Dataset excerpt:
======

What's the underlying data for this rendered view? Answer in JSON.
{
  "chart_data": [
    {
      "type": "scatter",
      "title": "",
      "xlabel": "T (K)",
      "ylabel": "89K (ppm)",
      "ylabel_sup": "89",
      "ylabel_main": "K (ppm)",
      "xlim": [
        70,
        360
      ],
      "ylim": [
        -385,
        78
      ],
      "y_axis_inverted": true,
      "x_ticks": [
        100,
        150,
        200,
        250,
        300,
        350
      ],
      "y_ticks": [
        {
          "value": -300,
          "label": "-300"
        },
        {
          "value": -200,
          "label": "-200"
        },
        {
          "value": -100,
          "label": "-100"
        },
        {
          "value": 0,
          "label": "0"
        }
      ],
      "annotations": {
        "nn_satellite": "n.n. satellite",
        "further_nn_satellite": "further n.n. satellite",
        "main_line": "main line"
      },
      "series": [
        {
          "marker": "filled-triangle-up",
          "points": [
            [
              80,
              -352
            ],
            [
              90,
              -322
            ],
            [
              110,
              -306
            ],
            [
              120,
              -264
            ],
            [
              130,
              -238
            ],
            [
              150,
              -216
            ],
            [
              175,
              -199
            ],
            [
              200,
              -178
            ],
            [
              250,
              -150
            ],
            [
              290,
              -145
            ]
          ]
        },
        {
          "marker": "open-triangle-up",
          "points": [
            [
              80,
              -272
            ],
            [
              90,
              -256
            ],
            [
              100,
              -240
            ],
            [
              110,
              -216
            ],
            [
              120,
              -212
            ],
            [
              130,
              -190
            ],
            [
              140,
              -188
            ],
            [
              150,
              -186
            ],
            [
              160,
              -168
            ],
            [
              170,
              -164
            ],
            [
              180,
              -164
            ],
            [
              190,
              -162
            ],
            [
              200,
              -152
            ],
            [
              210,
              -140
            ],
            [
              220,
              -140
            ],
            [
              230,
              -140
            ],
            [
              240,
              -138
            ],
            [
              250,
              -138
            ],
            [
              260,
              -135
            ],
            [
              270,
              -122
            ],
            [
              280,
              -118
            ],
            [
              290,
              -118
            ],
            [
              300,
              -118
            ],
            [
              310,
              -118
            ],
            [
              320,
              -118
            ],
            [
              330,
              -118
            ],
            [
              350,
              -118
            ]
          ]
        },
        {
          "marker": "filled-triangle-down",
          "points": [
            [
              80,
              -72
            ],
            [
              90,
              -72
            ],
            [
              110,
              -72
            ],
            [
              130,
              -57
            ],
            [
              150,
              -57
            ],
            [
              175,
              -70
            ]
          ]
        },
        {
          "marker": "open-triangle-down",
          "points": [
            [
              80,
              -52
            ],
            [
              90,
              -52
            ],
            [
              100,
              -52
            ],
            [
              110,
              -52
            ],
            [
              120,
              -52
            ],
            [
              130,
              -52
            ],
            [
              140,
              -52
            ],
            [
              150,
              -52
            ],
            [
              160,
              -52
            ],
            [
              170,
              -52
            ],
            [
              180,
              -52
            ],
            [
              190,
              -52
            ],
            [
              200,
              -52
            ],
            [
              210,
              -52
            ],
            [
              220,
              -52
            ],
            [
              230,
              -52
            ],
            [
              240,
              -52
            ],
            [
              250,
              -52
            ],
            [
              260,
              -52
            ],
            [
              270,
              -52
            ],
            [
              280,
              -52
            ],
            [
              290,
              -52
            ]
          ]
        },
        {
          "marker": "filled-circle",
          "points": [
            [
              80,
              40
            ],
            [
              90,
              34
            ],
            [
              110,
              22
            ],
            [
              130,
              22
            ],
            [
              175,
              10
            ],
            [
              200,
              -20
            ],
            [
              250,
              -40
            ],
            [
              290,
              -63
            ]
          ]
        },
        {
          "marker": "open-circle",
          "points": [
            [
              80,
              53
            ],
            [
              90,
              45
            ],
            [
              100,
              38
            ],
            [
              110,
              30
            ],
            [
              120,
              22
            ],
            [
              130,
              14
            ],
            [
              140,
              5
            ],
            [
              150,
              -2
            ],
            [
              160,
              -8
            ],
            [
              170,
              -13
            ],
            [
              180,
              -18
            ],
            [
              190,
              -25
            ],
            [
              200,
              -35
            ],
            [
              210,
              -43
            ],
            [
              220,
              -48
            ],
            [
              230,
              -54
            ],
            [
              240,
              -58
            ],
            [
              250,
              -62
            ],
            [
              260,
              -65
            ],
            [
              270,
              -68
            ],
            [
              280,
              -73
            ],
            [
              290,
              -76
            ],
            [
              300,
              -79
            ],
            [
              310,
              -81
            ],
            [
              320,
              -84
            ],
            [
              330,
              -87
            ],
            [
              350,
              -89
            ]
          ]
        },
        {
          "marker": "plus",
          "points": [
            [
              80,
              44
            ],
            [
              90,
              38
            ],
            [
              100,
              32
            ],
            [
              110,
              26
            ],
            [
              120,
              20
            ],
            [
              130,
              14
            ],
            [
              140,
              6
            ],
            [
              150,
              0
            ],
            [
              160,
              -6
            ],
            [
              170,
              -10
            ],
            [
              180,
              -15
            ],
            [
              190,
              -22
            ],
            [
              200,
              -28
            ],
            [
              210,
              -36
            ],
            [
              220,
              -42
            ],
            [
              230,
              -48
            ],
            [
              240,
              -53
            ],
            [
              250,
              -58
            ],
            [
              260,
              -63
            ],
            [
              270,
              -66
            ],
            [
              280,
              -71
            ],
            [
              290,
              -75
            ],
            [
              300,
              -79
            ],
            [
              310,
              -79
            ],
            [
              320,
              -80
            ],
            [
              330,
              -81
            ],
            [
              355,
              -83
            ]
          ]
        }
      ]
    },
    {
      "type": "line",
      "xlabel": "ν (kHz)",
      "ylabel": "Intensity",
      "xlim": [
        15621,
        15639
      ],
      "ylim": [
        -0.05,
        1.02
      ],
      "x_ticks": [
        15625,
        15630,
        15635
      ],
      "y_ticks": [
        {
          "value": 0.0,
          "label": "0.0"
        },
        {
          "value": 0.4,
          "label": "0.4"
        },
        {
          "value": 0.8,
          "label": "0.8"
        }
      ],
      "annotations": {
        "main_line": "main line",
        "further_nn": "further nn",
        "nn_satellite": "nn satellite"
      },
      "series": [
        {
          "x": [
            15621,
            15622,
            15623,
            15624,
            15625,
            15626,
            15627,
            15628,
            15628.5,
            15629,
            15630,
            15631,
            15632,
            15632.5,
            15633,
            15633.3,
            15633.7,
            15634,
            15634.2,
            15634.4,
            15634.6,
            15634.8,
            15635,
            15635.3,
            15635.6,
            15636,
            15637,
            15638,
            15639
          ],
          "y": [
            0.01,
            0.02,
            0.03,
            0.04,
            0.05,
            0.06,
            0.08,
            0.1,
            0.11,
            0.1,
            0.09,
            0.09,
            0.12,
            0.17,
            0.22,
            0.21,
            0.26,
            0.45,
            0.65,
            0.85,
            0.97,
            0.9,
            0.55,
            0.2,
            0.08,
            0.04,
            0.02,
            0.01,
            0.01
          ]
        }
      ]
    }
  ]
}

======

What you should do:
Identify each line in the records above that contains the word "value", and copy it out in full.

Solved exercise:
          "value": -300,
          "value": -200,
          "value": -100,
          "value": 0,
          "value": 0.0,
          "value": 0.4,
          "value": 0.8,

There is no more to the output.